PROBLEM: Pull out every line below that contains the word "Output".
┌──
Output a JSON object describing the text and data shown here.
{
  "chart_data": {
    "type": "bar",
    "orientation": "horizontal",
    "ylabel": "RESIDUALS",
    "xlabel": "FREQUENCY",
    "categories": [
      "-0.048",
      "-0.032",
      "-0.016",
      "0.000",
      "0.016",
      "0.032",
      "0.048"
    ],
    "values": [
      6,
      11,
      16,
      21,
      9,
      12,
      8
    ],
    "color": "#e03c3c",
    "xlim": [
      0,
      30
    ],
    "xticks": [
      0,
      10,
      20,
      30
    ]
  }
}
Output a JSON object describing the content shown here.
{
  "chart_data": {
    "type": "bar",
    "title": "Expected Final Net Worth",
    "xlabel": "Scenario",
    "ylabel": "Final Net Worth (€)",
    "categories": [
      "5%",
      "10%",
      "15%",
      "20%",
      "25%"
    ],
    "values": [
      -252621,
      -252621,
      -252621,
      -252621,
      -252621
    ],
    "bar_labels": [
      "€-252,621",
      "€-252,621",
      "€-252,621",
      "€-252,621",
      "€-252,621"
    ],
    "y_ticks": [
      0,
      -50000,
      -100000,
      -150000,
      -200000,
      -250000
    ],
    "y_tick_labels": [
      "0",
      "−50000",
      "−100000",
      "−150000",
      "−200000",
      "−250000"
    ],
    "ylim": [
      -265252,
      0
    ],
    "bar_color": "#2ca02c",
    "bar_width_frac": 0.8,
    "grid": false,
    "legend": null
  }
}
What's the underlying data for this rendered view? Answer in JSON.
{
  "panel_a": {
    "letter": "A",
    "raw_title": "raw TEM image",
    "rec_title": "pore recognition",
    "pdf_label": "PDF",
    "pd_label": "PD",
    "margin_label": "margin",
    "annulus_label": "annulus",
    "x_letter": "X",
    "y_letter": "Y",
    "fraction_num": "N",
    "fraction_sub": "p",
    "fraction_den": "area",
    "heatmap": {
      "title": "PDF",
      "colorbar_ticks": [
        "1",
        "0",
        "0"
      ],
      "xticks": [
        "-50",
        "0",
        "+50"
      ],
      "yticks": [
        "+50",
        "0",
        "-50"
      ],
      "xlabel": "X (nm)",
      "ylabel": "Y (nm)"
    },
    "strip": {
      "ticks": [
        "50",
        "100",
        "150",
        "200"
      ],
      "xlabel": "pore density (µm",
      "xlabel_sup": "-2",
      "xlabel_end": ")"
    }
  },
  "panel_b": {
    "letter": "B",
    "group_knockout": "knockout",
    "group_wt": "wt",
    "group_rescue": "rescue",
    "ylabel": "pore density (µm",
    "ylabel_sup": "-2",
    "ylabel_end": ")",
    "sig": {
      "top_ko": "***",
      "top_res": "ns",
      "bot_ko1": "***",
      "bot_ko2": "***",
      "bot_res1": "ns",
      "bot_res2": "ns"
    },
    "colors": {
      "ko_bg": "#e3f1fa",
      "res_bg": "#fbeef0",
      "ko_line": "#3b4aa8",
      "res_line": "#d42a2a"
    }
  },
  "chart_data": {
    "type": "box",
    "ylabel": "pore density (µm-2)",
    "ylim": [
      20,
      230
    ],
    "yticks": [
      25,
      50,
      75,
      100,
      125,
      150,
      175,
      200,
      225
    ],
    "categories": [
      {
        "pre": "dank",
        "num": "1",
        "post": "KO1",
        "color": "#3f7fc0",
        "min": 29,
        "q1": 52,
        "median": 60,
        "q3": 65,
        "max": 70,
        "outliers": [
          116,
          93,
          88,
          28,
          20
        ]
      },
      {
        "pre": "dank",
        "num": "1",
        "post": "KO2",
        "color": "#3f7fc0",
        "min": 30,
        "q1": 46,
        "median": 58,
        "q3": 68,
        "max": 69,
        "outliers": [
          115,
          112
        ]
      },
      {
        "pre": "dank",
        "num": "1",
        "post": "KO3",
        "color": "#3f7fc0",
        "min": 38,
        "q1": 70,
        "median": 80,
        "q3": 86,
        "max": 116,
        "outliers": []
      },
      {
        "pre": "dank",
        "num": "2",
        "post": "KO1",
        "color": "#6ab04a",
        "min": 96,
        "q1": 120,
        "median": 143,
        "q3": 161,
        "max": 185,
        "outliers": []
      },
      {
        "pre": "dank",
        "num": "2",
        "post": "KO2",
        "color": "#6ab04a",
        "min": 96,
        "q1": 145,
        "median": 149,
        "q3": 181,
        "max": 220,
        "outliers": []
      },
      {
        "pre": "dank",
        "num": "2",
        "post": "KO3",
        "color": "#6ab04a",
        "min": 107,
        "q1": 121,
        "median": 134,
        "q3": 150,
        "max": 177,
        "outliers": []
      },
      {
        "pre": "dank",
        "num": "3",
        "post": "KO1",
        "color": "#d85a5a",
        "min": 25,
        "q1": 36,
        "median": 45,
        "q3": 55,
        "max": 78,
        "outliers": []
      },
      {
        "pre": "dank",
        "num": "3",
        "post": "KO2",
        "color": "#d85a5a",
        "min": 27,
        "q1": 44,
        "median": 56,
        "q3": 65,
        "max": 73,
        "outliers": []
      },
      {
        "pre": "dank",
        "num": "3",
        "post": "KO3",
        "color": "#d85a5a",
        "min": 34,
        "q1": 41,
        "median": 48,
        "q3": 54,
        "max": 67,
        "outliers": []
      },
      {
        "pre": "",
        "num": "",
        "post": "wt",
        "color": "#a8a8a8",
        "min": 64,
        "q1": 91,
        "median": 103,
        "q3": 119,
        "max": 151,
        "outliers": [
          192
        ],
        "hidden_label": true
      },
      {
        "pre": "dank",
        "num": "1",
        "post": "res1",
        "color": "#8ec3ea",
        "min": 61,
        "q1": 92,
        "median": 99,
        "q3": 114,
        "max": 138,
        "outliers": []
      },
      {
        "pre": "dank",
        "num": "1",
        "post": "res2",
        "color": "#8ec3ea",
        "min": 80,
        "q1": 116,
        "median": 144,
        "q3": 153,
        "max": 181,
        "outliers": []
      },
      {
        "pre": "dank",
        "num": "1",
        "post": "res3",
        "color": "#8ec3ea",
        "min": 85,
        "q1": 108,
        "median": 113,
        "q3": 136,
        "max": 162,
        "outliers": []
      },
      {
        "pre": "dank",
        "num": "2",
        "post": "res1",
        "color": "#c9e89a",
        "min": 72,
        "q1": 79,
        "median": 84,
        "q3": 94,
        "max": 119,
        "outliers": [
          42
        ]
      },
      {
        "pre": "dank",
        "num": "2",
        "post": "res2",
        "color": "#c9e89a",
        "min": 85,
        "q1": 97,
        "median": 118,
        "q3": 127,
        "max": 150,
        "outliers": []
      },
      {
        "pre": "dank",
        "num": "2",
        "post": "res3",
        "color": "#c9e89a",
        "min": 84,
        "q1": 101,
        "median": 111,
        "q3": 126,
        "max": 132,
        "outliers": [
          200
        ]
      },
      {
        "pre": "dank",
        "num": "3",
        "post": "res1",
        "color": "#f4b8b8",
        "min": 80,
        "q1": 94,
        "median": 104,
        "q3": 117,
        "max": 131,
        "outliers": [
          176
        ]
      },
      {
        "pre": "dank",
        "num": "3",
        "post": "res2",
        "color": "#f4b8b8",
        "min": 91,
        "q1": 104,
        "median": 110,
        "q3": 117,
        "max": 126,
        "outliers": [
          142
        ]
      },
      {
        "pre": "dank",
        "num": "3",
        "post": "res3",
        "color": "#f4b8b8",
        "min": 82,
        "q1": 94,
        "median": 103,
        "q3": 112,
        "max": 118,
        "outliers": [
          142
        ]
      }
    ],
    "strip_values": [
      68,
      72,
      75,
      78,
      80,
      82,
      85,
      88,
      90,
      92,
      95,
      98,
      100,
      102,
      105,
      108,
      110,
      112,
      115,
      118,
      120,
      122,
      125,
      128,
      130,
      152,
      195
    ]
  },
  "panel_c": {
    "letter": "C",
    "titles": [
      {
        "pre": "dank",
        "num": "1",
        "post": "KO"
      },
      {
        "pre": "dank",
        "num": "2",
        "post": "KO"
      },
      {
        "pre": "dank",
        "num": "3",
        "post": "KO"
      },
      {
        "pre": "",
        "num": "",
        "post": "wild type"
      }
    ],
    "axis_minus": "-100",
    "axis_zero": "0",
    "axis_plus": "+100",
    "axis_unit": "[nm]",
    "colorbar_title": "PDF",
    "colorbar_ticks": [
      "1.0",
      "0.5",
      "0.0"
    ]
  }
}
└──
RESULT OF THIS TASK:
Output a JSON object describing the text and data shown here.
Output a JSON object describing the content shown here.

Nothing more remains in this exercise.